• [Items]:
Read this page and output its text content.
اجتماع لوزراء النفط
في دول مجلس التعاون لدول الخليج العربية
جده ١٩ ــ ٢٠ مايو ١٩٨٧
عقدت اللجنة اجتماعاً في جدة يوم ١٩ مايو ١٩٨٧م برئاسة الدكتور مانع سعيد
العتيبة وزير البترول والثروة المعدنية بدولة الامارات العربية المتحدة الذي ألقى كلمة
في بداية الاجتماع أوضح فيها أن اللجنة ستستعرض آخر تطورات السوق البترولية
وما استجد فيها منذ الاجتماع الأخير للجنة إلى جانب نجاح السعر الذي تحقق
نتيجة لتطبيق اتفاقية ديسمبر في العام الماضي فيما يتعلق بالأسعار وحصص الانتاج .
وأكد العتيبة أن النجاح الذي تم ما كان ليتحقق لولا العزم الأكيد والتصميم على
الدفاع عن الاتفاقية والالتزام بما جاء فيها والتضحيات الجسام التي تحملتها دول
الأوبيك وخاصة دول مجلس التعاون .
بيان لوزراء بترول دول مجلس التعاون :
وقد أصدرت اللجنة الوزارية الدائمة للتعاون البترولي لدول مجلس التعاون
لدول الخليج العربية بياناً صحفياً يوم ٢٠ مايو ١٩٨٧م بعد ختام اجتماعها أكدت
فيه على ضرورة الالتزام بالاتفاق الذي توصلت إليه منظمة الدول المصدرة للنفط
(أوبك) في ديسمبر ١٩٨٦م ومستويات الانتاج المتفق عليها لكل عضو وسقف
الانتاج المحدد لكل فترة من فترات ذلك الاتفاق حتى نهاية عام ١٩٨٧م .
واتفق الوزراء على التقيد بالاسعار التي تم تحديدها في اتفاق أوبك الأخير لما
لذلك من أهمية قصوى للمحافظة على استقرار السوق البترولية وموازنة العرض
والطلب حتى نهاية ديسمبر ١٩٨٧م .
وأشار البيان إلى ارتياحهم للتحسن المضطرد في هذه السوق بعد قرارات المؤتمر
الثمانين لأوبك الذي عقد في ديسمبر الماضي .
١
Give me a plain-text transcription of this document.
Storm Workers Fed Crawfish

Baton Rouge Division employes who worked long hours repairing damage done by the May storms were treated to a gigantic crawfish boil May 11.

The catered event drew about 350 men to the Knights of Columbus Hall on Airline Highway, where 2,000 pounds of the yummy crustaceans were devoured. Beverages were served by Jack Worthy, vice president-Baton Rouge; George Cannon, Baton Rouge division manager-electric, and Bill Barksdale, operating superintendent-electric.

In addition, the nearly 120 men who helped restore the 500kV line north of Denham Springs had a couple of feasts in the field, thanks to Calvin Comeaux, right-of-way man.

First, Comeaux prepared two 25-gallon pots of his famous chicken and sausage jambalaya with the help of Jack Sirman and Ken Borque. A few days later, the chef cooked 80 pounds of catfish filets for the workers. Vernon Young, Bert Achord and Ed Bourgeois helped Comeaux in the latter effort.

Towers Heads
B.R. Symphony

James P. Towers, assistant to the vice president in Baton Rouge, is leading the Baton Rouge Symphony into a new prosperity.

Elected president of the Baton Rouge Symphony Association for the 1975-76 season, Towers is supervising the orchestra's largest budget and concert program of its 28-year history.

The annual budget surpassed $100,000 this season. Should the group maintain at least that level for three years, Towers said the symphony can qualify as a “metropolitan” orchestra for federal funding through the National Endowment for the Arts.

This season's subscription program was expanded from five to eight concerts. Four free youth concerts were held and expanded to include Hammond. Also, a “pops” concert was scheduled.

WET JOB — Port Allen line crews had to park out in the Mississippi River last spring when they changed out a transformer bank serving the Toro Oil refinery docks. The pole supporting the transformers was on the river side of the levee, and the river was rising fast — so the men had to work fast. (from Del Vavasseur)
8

• [Exercise]:
Extract each line holding the word "text" from the records.

• [In response]:
Read this page and output its text content.
Give me a plain-text transcription of this document.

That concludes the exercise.